(GIVEN PROBLEM):
The records that follow must be reproduced in full, exactly as written.

Part of a data file
###
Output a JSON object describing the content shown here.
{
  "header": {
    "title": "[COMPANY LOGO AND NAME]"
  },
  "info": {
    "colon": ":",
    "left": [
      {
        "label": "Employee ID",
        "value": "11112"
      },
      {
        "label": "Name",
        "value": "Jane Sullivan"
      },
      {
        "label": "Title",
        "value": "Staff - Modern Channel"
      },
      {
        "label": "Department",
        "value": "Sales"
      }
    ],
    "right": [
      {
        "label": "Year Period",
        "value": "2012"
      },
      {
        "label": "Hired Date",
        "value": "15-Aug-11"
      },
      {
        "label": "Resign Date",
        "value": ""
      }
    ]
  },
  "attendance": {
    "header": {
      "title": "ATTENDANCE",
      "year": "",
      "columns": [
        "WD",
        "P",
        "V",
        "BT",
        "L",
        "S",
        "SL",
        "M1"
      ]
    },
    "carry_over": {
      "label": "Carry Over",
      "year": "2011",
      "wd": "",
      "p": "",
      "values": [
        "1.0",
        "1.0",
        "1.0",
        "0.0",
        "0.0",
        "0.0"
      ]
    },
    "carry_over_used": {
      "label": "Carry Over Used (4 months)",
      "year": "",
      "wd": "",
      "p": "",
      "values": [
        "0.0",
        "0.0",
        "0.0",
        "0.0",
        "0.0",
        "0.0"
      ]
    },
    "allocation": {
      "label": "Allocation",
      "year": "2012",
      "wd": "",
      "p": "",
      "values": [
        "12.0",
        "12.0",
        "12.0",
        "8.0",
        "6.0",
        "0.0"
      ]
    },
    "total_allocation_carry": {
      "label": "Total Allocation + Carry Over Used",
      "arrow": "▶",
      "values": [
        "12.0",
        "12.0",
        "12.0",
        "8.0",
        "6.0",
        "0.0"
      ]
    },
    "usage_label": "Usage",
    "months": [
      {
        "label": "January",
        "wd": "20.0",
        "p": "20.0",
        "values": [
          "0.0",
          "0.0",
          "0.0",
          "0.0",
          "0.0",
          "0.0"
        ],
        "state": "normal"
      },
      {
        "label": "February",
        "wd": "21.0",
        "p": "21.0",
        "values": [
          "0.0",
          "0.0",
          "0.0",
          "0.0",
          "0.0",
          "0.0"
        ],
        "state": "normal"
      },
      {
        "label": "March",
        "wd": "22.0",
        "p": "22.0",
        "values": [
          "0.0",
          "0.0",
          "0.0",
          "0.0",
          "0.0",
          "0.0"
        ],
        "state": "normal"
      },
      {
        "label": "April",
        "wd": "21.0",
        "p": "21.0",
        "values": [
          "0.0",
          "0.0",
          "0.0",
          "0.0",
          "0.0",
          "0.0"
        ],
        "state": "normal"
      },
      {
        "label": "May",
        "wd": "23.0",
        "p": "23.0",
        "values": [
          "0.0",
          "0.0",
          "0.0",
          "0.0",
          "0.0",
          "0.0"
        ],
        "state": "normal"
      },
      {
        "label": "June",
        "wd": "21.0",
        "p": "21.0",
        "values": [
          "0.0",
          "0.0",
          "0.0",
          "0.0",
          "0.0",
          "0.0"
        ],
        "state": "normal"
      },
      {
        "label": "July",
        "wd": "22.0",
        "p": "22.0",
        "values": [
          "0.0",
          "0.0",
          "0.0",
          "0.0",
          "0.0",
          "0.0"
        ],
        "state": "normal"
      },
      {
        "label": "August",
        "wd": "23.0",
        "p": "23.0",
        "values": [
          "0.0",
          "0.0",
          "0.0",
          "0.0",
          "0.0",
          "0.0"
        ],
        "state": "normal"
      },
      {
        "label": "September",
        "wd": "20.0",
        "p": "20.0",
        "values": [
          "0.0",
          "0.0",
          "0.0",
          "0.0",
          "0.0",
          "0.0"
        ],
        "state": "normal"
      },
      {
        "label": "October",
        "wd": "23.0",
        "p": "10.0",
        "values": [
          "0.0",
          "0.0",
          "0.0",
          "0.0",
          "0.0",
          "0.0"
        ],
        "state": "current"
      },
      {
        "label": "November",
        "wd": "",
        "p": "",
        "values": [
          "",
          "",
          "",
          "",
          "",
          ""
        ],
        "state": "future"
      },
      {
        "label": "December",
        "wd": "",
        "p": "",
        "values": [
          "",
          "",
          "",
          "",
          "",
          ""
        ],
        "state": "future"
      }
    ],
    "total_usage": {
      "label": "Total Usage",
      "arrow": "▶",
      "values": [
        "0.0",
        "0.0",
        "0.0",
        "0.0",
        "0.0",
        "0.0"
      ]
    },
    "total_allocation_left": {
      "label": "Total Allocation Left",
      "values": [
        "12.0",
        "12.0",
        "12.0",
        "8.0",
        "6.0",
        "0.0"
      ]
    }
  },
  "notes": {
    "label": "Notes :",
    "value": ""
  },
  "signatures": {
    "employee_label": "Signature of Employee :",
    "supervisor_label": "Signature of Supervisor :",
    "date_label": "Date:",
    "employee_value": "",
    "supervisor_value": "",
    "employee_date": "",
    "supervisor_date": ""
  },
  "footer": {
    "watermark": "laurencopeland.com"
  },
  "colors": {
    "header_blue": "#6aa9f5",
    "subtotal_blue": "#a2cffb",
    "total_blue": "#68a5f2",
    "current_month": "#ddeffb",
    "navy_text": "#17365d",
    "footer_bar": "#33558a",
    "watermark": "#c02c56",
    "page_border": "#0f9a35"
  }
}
###
(ANSWER):
Output a JSON object describing the content shown here.
{
  "header": {
    "title": "[COMPANY LOGO AND NAME]"
  },
  "info": {
    "colon": ":",
    "left": [
      {
        "label": "Employee ID",
        "value": "11112"
      },
      {
        "label": "Name",
        "value": "Jane Sullivan"
      },
      {
        "label": "Title",
        "value": "Staff - Modern Channel"
      },
      {
        "label": "Department",
        "value": "Sales"
      }
    ],
    "right": [
      {
        "label": "Year Period",
        "value": "2012"
      },
      {
        "label": "Hired Date",
        "value": "15-Aug-11"
      },
      {
        "label": "Resign Date",
        "value": ""
      }
    ]
  },
  "attendance": {
    "header": {
      "title": "ATTENDANCE",
      "year": "",
      "columns": [
        "WD",
        "P",
        "V",
        "BT",
        "L",
        "S",
        "SL",
        "M1"
      ]
    },
    "carry_over": {
      "label": "Carry Over",
      "year": "2011",
      "wd": "",
      "p": "",
      "values": [
        "1.0",
        "1.0",
        "1.0",
        "0.0",
        "0.0",
        "0.0"
      ]
    },
    "carry_over_used": {
      "label": "Carry Over Used (4 months)",
      "year": "",
      "wd": "",
      "p": "",
      "values": [
        "0.0",
        "0.0",
        "0.0",
        "0.0",
        "0.0",
        "0.0"
      ]
    },
    "allocation": {
      "label": "Allocation",
      "year": "2012",
      "wd": "",
      "p": "",
      "values": [
        "12.0",
        "12.0",
        "12.0",
        "8.0",
        "6.0",
        "0.0"
      ]
    },
    "total_allocation_carry": {
      "label": "Total Allocation + Carry Over Used",
      "arrow": "▶",
      "values": [
        "12.0",
        "12.0",
        "12.0",
        "8.0",
        "6.0",
        "0.0"
      ]
    },
    "usage_label": "Usage",
    "months": [
      {
        "label": "January",
        "wd": "20.0",
        "p": "20.0",
        "values": [
          "0.0",
          "0.0",
          "0.0",
          "0.0",
          "0.0",
          "0.0"
        ],
        "state": "normal"
      },
      {
        "label": "February",
        "wd": "21.0",
        "p": "21.0",
        "values": [
          "0.0",
          "0.0",
          "0.0",
          "0.0",
          "0.0",
          "0.0"
        ],
        "state": "normal"
      },
      {
        "label": "March",
        "wd": "22.0",
        "p": "22.0",
        "values": [
          "0.0",
          "0.0",
          "0.0",
          "0.0",
          "0.0",
          "0.0"
        ],
        "state": "normal"
      },
      {
        "label": "April",
        "wd": "21.0",
        "p": "21.0",
        "values": [
          "0.0",
          "0.0",
          "0.0",
          "0.0",
          "0.0",
          "0.0"
        ],
        "state": "normal"
      },
      {
        "label": "May",
        "wd": "23.0",
        "p": "23.0",
        "values": [
          "0.0",
          "0.0",
          "0.0",
          "0.0",
          "0.0",
          "0.0"
        ],
        "state": "normal"
      },
      {
        "label": "June",
        "wd": "21.0",
        "p": "21.0",
        "values": [
          "0.0",
          "0.0",
          "0.0",
          "0.0",
          "0.0",
          "0.0"
        ],
        "state": "normal"
      },
      {
        "label": "July",
        "wd": "22.0",
        "p": "22.0",
        "values": [
          "0.0",
          "0.0",
          "0.0",
          "0.0",
          "0.0",
          "0.0"
        ],
        "state": "normal"
      },
      {
        "label": "August",
        "wd": "23.0",
        "p": "23.0",
        "values": [
          "0.0",
          "0.0",
          "0.0",
          "0.0",
          "0.0",
          "0.0"
        ],
        "state": "normal"
      },
      {
        "label": "September",
        "wd": "20.0",
        "p": "20.0",
        "values": [
          "0.0",
          "0.0",
          "0.0",
          "0.0",
          "0.0",
          "0.0"
        ],
        "state": "normal"
      },
      {
        "label": "October",
        "wd": "23.0",
        "p": "10.0",
        "values": [
          "0.0",
          "0.0",
          "0.0",
          "0.0",
          "0.0",
          "0.0"
        ],
        "state": "current"
      },
      {
        "label": "November",
        "wd": "",
        "p": "",
        "values": [
          "",
          "",
          "",
          "",
          "",
          ""
        ],
        "state": "future"
      },
      {
        "label": "December",
        "wd": "",
        "p": "",
        "values": [
          "",
          "",
          "",
          "",
          "",
          ""
        ],
        "state": "future"
      }
    ],
    "total_usage": {
      "label": "Total Usage",
      "arrow": "▶",
      "values": [
        "0.0",
        "0.0",
        "0.0",
        "0.0",
        "0.0",
        "0.0"
      ]
    },
    "total_allocation_left": {
      "label": "Total Allocation Left",
      "values": [
        "12.0",
        "12.0",
        "12.0",
        "8.0",
        "6.0",
        "0.0"
      ]
    }
  },
  "notes": {
    "label": "Notes :",
    "value": ""
  },
  "signatures": {
    "employee_label": "Signature of Employee :",
    "supervisor_label": "Signature of Supervisor :",
    "date_label": "Date:",
    "employee_value": "",
    "supervisor_value": "",
    "employee_date": "",
    "supervisor_date": ""
  },
  "footer": {
    "watermark": "laurencopeland.com"
  },
  "colors": {
    "header_blue": "#6aa9f5",
    "subtotal_blue": "#a2cffb",
    "total_blue": "#68a5f2",
    "current_month": "#ddeffb",
    "navy_text": "#17365d",
    "footer_bar": "#33558a",
    "watermark": "#c02c56",
    "page_border": "#0f9a35"
  }
}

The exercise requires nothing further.